--- Start DATA TO PROCESS ---

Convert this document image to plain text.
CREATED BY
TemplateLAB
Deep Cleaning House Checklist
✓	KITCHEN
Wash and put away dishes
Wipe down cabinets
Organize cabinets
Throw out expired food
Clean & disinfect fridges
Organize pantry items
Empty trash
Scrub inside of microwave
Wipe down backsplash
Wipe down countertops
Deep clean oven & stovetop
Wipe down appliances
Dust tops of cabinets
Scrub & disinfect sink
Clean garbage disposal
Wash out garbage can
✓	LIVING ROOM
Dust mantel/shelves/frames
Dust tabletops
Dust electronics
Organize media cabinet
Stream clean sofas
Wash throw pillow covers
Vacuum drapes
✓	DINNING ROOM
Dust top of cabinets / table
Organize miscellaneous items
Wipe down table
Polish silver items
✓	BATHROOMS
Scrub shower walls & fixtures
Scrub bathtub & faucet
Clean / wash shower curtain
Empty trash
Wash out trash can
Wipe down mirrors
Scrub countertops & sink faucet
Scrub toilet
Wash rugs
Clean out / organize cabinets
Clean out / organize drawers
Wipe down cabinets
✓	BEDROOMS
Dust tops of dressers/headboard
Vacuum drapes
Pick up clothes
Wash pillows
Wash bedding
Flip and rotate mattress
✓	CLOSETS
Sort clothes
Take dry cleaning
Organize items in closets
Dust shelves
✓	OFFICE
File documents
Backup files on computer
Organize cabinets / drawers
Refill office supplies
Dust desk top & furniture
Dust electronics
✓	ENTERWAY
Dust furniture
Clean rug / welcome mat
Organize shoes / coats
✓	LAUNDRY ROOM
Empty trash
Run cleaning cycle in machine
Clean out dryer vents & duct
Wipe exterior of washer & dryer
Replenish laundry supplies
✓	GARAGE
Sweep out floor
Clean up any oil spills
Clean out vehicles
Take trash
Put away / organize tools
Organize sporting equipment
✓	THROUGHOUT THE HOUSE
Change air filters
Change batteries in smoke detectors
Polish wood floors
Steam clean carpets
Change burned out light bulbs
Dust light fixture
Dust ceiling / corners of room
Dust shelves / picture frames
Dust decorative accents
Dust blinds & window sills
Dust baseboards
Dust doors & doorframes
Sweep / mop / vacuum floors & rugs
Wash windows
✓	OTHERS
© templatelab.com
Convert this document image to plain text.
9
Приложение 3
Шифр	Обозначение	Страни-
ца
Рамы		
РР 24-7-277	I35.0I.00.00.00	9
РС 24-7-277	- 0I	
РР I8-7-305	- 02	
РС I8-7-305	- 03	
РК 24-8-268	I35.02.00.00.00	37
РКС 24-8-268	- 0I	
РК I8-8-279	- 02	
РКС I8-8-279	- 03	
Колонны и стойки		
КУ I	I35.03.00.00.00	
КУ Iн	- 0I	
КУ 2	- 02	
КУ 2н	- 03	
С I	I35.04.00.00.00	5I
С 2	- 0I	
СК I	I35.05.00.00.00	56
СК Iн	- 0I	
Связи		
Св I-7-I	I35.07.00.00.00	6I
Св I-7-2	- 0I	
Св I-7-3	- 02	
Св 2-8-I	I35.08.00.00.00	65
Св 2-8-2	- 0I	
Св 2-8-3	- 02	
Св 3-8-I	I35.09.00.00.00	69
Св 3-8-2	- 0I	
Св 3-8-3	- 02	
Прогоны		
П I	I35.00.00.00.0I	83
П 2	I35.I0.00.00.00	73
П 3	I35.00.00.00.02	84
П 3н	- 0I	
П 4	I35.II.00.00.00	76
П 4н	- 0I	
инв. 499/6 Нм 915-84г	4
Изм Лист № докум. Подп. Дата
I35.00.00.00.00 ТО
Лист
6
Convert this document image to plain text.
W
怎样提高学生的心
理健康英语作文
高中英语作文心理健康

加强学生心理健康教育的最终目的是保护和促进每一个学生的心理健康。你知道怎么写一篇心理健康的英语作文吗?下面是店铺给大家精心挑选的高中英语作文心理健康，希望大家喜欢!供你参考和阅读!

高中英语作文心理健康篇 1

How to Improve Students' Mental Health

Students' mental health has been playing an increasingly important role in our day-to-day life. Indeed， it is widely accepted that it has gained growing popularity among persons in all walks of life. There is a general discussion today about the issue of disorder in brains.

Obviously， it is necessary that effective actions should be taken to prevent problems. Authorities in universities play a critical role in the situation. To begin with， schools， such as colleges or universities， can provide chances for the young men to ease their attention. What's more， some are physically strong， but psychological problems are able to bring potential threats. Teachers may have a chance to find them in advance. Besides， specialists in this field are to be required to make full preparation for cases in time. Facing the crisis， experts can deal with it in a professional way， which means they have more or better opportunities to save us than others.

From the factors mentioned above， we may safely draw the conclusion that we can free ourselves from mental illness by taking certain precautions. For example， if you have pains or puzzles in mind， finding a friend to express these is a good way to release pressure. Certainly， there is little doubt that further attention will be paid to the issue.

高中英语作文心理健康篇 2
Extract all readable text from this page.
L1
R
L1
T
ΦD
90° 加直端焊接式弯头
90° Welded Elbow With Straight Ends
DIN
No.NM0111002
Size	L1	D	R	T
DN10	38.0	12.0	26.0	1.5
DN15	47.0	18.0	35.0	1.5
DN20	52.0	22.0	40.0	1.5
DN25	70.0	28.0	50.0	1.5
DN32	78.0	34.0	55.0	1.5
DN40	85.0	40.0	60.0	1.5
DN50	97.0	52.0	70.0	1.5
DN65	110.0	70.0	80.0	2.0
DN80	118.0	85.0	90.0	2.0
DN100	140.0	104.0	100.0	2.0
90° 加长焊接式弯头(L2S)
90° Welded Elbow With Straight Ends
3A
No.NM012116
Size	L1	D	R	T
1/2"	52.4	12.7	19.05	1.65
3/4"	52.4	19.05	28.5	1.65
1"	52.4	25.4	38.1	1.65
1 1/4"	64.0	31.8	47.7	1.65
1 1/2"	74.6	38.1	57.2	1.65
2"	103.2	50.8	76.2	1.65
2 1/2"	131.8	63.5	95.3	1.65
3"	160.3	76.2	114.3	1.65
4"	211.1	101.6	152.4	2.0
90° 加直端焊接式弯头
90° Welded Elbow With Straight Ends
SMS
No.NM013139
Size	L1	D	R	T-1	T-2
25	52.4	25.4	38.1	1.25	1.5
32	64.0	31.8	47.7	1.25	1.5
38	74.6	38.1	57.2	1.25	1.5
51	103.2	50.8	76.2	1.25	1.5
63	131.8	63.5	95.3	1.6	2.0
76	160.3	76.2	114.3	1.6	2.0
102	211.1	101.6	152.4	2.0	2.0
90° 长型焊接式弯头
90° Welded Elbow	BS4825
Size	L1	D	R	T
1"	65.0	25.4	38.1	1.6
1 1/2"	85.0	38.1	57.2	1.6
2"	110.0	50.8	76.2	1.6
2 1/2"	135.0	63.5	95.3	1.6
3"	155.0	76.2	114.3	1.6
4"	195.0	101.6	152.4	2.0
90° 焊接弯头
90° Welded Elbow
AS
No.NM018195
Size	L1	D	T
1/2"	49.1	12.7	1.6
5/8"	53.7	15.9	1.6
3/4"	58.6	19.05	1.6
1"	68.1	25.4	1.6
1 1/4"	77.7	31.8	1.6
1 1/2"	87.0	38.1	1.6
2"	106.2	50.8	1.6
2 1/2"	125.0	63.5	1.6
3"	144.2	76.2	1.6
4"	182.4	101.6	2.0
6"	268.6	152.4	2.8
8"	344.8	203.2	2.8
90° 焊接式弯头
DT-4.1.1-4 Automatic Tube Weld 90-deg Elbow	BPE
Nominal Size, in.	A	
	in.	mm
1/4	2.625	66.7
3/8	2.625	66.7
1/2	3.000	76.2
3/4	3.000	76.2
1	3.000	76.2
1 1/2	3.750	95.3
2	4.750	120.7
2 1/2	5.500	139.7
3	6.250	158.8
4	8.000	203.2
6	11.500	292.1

--- End DATA TO PROCESS ---

Search the lines for the string "down" and copy every line that has it.

Wipe down cabinets
Wipe down backsplash
Wipe down countertops
Wipe down appliances
Wipe down table
Wipe down mirrors
Wipe down cabinets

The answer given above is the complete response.